> [WHAT THE TASK ASKS]
Search the records that follow and extract every line containing the string "this".

Dataset listings of figures
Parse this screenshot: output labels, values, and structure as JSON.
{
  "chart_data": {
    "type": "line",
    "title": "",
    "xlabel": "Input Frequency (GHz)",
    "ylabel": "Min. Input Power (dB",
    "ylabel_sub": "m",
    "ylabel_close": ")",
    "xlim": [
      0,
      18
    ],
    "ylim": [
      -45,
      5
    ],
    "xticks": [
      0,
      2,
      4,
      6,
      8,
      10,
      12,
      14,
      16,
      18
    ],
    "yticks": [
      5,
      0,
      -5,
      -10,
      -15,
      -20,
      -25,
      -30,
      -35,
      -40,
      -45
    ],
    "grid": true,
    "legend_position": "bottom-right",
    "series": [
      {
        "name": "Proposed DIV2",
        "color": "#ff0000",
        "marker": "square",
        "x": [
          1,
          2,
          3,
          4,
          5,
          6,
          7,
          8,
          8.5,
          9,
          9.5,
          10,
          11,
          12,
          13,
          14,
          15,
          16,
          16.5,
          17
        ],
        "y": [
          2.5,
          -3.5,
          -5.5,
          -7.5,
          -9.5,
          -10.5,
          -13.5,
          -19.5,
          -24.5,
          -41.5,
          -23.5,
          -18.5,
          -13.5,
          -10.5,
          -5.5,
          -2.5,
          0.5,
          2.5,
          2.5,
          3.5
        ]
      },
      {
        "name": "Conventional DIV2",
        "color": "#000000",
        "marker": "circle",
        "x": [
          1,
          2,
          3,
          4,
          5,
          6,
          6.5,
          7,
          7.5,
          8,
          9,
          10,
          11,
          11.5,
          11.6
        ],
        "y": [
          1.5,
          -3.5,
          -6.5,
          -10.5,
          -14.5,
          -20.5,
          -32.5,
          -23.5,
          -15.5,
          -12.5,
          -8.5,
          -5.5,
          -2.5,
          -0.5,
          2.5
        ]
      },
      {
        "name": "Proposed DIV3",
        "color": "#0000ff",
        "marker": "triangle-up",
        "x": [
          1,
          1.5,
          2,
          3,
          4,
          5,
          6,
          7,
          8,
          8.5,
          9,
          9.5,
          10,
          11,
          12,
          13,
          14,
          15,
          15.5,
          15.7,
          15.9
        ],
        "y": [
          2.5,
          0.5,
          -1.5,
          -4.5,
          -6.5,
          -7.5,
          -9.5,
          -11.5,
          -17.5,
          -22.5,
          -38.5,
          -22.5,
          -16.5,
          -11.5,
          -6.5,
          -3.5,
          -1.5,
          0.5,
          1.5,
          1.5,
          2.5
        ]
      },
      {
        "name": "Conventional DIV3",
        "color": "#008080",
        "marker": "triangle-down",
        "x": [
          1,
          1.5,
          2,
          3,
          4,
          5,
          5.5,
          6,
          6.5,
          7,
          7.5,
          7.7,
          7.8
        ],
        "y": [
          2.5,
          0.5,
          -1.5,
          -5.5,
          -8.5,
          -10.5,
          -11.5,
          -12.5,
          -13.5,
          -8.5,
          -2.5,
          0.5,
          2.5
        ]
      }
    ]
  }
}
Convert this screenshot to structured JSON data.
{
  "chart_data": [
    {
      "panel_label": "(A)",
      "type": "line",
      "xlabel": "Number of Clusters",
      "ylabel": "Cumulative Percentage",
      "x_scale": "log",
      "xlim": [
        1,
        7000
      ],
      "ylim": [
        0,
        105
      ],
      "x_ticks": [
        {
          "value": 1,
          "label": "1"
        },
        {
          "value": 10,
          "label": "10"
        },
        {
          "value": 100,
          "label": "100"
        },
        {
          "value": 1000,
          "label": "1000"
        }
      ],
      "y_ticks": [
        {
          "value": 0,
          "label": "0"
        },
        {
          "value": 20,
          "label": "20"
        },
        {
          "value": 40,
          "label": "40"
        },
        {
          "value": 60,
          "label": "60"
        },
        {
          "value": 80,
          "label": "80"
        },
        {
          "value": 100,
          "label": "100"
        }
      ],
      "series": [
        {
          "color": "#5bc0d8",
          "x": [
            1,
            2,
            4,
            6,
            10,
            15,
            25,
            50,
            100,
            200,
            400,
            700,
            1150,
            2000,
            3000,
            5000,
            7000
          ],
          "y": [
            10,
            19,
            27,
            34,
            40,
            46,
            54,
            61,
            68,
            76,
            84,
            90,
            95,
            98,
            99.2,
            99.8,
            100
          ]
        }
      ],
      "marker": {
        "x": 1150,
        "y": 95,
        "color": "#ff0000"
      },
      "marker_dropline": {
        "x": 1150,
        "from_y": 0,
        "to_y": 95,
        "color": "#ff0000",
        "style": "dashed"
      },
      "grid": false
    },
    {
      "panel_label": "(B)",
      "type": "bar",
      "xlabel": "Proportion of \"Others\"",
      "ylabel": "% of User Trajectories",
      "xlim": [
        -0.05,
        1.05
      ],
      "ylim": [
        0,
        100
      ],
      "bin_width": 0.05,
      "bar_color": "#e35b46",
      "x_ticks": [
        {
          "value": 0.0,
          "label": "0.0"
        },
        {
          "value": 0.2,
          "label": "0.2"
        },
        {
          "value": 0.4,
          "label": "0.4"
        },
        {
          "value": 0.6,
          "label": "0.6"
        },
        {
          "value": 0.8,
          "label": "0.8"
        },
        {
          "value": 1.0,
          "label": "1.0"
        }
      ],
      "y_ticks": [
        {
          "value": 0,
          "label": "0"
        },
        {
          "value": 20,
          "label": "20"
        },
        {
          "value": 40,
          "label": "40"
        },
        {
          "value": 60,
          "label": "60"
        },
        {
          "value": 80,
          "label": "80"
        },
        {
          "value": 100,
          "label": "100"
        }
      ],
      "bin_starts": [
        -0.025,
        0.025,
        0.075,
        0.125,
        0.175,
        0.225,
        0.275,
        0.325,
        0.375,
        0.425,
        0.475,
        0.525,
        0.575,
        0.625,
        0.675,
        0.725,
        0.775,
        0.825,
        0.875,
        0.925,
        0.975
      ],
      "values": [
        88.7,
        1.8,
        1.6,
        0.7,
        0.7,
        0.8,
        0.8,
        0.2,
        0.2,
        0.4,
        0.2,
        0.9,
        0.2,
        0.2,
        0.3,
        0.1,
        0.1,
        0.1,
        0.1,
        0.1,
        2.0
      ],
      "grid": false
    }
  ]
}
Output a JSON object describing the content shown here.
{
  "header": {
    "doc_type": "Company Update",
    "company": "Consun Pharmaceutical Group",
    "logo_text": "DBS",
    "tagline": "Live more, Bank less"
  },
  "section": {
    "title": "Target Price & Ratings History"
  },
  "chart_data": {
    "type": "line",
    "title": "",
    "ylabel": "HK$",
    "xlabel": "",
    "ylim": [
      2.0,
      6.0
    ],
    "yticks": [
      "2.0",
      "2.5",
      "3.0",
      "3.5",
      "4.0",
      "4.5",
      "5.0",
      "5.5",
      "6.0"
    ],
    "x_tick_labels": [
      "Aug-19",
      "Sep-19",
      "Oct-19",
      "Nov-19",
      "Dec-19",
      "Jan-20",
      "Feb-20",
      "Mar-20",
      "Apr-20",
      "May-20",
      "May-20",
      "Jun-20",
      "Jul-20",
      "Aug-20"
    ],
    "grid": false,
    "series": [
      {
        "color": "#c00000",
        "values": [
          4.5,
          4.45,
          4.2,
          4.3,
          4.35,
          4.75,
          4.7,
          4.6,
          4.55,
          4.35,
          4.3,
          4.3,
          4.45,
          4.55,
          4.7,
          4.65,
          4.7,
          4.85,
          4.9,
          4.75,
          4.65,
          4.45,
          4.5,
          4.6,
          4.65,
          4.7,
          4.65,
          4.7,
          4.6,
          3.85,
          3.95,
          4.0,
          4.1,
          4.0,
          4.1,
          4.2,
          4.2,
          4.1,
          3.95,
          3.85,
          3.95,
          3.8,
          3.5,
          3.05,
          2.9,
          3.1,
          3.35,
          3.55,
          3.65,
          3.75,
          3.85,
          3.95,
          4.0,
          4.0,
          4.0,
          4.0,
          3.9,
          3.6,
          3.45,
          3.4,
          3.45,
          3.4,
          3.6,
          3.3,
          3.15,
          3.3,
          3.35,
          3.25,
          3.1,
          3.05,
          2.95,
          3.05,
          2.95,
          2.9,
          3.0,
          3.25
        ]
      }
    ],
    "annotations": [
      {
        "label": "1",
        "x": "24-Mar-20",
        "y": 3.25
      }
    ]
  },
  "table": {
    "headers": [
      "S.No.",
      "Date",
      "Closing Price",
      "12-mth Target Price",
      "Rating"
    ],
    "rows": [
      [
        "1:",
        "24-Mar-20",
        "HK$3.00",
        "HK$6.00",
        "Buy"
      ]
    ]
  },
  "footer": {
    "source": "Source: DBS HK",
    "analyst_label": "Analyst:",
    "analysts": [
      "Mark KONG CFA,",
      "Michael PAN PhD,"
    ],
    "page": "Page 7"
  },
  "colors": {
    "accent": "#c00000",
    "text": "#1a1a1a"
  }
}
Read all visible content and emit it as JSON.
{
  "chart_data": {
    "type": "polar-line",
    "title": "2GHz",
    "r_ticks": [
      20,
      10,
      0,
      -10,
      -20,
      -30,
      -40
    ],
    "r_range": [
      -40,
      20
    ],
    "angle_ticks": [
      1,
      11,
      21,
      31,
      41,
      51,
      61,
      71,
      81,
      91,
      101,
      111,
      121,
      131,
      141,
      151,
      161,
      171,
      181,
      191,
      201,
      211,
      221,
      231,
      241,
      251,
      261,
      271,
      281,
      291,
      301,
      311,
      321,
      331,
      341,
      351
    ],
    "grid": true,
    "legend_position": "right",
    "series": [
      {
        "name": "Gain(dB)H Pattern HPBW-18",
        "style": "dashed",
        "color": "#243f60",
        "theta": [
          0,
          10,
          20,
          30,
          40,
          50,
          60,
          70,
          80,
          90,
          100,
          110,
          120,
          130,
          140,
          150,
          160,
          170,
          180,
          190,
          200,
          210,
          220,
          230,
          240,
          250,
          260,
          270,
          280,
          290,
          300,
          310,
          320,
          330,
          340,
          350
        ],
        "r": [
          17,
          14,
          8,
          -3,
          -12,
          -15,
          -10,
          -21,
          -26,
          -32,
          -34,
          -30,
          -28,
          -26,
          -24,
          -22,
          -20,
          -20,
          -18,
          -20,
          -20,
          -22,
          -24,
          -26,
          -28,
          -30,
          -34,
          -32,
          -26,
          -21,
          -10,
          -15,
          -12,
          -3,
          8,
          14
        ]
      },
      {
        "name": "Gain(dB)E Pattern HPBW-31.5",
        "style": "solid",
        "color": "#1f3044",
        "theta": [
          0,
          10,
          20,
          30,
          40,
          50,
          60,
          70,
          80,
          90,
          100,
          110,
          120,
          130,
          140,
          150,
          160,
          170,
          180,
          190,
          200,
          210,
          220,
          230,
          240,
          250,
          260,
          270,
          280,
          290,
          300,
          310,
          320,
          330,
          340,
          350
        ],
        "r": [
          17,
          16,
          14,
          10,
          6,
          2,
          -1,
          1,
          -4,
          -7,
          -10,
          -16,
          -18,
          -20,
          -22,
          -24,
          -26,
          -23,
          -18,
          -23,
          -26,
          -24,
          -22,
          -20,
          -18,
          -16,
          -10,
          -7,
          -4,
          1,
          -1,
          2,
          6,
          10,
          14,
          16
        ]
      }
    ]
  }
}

> [ANSWER IN FULL]
Parse this screenshot: output labels, values, and structure as JSON.
Convert this screenshot to structured JSON data.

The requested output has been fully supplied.